## Brief
Return, word for word, every line that follows.

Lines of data

>>>

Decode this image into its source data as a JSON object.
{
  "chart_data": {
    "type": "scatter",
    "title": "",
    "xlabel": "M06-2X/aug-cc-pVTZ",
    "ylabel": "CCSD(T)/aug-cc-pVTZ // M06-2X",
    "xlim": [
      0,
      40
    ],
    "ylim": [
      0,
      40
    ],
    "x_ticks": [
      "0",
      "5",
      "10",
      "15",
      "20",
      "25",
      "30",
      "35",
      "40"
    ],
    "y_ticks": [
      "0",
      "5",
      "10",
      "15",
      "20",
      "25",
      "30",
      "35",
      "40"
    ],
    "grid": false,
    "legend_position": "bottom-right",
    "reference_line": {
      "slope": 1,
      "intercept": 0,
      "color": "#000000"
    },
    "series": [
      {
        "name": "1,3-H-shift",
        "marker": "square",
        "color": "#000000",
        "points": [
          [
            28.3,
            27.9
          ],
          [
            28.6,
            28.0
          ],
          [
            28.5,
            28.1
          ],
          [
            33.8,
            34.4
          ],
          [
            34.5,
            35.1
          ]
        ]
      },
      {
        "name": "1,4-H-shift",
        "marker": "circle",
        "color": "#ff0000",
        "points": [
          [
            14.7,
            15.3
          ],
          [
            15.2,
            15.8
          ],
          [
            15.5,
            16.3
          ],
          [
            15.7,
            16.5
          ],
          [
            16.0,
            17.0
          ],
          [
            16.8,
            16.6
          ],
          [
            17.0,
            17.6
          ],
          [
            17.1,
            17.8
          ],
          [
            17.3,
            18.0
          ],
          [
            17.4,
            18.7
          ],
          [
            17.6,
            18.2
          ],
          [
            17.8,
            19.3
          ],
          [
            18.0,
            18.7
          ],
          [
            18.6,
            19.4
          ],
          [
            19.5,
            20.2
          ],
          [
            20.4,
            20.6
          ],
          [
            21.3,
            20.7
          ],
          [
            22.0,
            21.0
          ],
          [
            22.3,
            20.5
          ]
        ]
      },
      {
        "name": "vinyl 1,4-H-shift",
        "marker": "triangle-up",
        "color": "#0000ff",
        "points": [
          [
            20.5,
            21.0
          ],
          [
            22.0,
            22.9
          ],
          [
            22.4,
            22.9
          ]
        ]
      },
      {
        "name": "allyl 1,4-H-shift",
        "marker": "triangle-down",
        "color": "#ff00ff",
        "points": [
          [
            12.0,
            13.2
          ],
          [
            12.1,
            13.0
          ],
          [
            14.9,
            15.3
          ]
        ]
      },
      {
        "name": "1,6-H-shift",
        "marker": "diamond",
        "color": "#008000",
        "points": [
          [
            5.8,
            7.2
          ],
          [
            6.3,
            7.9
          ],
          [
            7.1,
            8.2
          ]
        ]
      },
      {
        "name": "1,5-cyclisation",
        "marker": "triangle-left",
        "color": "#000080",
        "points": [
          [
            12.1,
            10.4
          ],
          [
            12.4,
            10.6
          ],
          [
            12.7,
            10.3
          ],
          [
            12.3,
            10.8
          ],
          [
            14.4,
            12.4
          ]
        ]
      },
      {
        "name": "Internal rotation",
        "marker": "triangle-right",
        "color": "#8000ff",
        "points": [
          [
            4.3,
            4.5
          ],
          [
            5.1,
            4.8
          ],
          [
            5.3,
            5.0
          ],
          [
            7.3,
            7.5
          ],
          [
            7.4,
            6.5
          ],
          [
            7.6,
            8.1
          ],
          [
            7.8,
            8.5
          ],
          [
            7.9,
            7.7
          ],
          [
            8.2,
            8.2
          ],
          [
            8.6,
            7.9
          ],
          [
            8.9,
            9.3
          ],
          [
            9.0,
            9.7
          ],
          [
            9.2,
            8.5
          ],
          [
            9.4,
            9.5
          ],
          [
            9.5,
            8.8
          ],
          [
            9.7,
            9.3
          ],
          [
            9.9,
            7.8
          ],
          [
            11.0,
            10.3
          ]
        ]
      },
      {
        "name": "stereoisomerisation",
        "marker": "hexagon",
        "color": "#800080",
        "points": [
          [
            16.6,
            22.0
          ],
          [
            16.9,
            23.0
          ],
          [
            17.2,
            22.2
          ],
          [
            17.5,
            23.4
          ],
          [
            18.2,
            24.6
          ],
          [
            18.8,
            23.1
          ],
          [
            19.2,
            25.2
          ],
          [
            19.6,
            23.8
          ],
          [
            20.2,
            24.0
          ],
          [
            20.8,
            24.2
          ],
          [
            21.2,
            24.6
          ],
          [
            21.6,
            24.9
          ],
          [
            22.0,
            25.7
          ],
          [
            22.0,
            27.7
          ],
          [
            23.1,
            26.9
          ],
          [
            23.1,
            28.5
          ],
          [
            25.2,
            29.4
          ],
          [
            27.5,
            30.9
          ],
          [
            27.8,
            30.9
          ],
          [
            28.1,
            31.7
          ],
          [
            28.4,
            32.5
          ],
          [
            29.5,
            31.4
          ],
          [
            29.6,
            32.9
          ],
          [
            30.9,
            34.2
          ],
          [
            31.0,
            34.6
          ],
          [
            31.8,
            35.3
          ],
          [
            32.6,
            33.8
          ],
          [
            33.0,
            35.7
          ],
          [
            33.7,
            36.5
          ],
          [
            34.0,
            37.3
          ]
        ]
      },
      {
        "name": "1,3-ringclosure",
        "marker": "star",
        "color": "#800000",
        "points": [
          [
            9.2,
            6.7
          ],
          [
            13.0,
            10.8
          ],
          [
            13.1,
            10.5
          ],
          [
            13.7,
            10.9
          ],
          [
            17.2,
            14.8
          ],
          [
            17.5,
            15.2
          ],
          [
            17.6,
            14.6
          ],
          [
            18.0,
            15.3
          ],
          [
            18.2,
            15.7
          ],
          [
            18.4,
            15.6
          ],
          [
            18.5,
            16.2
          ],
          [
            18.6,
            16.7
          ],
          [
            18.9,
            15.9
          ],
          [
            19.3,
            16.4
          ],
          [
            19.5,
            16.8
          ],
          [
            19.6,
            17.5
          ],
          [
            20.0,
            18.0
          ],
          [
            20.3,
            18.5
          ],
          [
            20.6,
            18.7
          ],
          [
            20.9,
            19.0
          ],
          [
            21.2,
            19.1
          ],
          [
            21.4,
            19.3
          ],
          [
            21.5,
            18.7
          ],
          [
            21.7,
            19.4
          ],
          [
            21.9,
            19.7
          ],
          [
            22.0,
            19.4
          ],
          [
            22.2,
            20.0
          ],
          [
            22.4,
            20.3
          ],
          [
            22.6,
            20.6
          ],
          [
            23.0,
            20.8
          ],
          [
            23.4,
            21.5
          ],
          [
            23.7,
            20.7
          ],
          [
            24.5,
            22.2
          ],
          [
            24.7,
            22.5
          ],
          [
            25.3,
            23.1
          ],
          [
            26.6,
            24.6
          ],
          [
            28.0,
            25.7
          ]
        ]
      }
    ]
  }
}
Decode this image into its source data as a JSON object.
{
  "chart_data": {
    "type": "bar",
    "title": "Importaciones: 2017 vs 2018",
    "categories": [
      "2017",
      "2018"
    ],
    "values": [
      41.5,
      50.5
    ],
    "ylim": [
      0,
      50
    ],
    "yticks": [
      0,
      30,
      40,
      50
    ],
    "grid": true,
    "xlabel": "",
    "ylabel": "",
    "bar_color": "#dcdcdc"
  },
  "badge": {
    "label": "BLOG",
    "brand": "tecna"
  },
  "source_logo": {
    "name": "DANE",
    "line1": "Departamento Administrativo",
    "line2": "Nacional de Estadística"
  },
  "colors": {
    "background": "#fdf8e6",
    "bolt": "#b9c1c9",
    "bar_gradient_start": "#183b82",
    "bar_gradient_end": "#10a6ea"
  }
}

<<<

## Response below
Decode this image into its source data as a JSON object.
{
  "chart_data": {
    "type": "scatter",
    "title": "",
    "xlabel": "M06-2X/aug-cc-pVTZ",
    "ylabel": "CCSD(T)/aug-cc-pVTZ // M06-2X",
    "xlim": [
      0,
      40
    ],
    "ylim": [
      0,
      40
    ],
    "x_ticks": [
      "0",
      "5",
      "10",
      "15",
      "20",
      "25",
      "30",
      "35",
      "40"
    ],
    "y_ticks": [
      "0",
      "5",
      "10",
      "15",
      "20",
      "25",
      "30",
      "35",
      "40"
    ],
    "grid": false,
    "legend_position": "bottom-right",
    "reference_line": {
      "slope": 1,
      "intercept": 0,
      "color": "#000000"
    },
    "series": [
      {
        "name": "1,3-H-shift",
        "marker": "square",
        "color": "#000000",
        "points": [
          [
            28.3,
            27.9
          ],
          [
            28.6,
            28.0
          ],
          [
            28.5,
            28.1
          ],
          [
            33.8,
            34.4
          ],
          [
            34.5,
            35.1
          ]
        ]
      },
      {
        "name": "1,4-H-shift",
        "marker": "circle",
        "color": "#ff0000",
        "points": [
          [
            14.7,
            15.3
          ],
          [
            15.2,
            15.8
          ],
          [
            15.5,
            16.3
          ],
          [
            15.7,
            16.5
          ],
          [
            16.0,
            17.0
          ],
          [
            16.8,
            16.6
          ],
          [
            17.0,
            17.6
          ],
          [
            17.1,
            17.8
          ],
          [
            17.3,
            18.0
          ],
          [
            17.4,
            18.7
          ],
          [
            17.6,
            18.2
          ],
          [
            17.8,
            19.3
          ],
          [
            18.0,
            18.7
          ],
          [
            18.6,
            19.4
          ],
          [
            19.5,
            20.2
          ],
          [
            20.4,
            20.6
          ],
          [
            21.3,
            20.7
          ],
          [
            22.0,
            21.0
          ],
          [
            22.3,
            20.5
          ]
        ]
      },
      {
        "name": "vinyl 1,4-H-shift",
        "marker": "triangle-up",
        "color": "#0000ff",
        "points": [
          [
            20.5,
            21.0
          ],
          [
            22.0,
            22.9
          ],
          [
            22.4,
            22.9
          ]
        ]
      },
      {
        "name": "allyl 1,4-H-shift",
        "marker": "triangle-down",
        "color": "#ff00ff",
        "points": [
          [
            12.0,
            13.2
          ],
          [
            12.1,
            13.0
          ],
          [
            14.9,
            15.3
          ]
        ]
      },
      {
        "name": "1,6-H-shift",
        "marker": "diamond",
        "color": "#008000",
        "points": [
          [
            5.8,
            7.2
          ],
          [
            6.3,
            7.9
          ],
          [
            7.1,
            8.2
          ]
        ]
      },
      {
        "name": "1,5-cyclisation",
        "marker": "triangle-left",
        "color": "#000080",
        "points": [
          [
            12.1,
            10.4
          ],
          [
            12.4,
            10.6
          ],
          [
            12.7,
            10.3
          ],
          [
            12.3,
            10.8
          ],
          [
            14.4,
            12.4
          ]
        ]
      },
      {
        "name": "Internal rotation",
        "marker": "triangle-right",
        "color": "#8000ff",
        "points": [
          [
            4.3,
            4.5
          ],
          [
            5.1,
            4.8
          ],
          [
            5.3,
            5.0
          ],
          [
            7.3,
            7.5
          ],
          [
            7.4,
            6.5
          ],
          [
            7.6,
            8.1
          ],
          [
            7.8,
            8.5
          ],
          [
            7.9,
            7.7
          ],
          [
            8.2,
            8.2
          ],
          [
            8.6,
            7.9
          ],
          [
            8.9,
            9.3
          ],
          [
            9.0,
            9.7
          ],
          [
            9.2,
            8.5
          ],
          [
            9.4,
            9.5
          ],
          [
            9.5,
            8.8
          ],
          [
            9.7,
            9.3
          ],
          [
            9.9,
            7.8
          ],
          [
            11.0,
            10.3
          ]
        ]
      },
      {
        "name": "stereoisomerisation",
        "marker": "hexagon",
        "color": "#800080",
        "points": [
          [
            16.6,
            22.0
          ],
          [
            16.9,
            23.0
          ],
          [
            17.2,
            22.2
          ],
          [
            17.5,
            23.4
          ],
          [
            18.2,
            24.6
          ],
          [
            18.8,
            23.1
          ],
          [
            19.2,
            25.2
          ],
          [
            19.6,
            23.8
          ],
          [
            20.2,
            24.0
          ],
          [
            20.8,
            24.2
          ],
          [
            21.2,
            24.6
          ],
          [
            21.6,
            24.9
          ],
          [
            22.0,
            25.7
          ],
          [
            22.0,
            27.7
          ],
          [
            23.1,
            26.9
          ],
          [
            23.1,
            28.5
          ],
          [
            25.2,
            29.4
          ],
          [
            27.5,
            30.9
          ],
          [
            27.8,
            30.9
          ],
          [
            28.1,
            31.7
          ],
          [
            28.4,
            32.5
          ],
          [
            29.5,
            31.4
          ],
          [
            29.6,
            32.9
          ],
          [
            30.9,
            34.2
          ],
          [
            31.0,
            34.6
          ],
          [
            31.8,
            35.3
          ],
          [
            32.6,
            33.8
          ],
          [
            33.0,
            35.7
          ],
          [
            33.7,
            36.5
          ],
          [
            34.0,
            37.3
          ]
        ]
      },
      {
        "name": "1,3-ringclosure",
        "marker": "star",
        "color": "#800000",
        "points": [
          [
            9.2,
            6.7
          ],
          [
            13.0,
            10.8
          ],
          [
            13.1,
            10.5
          ],
          [
            13.7,
            10.9
          ],
          [
            17.2,
            14.8
          ],
          [
            17.5,
            15.2
          ],
          [
            17.6,
            14.6
          ],
          [
            18.0,
            15.3
          ],
          [
            18.2,
            15.7
          ],
          [
            18.4,
            15.6
          ],
          [
            18.5,
            16.2
          ],
          [
            18.6,
            16.7
          ],
          [
            18.9,
            15.9
          ],
          [
            19.3,
            16.4
          ],
          [
            19.5,
            16.8
          ],
          [
            19.6,
            17.5
          ],
          [
            20.0,
            18.0
          ],
          [
            20.3,
            18.5
          ],
          [
            20.6,
            18.7
          ],
          [
            20.9,
            19.0
          ],
          [
            21.2,
            19.1
          ],
          [
            21.4,
            19.3
          ],
          [
            21.5,
            18.7
          ],
          [
            21.7,
            19.4
          ],
          [
            21.9,
            19.7
          ],
          [
            22.0,
            19.4
          ],
          [
            22.2,
            20.0
          ],
          [
            22.4,
            20.3
          ],
          [
            22.6,
            20.6
          ],
          [
            23.0,
            20.8
          ],
          [
            23.4,
            21.5
          ],
          [
            23.7,
            20.7
          ],
          [
            24.5,
            22.2
          ],
          [
            24.7,
            22.5
          ],
          [
            25.3,
            23.1
          ],
          [
            26.6,
            24.6
          ],
          [
            28.0,
            25.7
          ]
        ]
      }
    ]
  }
}
Decode this image into its source data as a JSON object.
{
  "chart_data": {
    "type": "bar",
    "title": "Importaciones: 2017 vs 2018",
    "categories": [
      "2017",
      "2018"
    ],
    "values": [
      41.5,
      50.5
    ],
    "ylim": [
      0,
      50
    ],
    "yticks": [
      0,
      30,
      40,
      50
    ],
    "grid": true,
    "xlabel": "",
    "ylabel": "",
    "bar_color": "#dcdcdc"
  },
  "badge": {
    "label": "BLOG",
    "brand": "tecna"
  },
  "source_logo": {
    "name": "DANE",
    "line1": "Departamento Administrativo",
    "line2": "Nacional de Estadística"
  },
  "colors": {
    "background": "#fdf8e6",
    "bolt": "#b9c1c9",
    "bar_gradient_start": "#183b82",
    "bar_gradient_end": "#10a6ea"
  }
}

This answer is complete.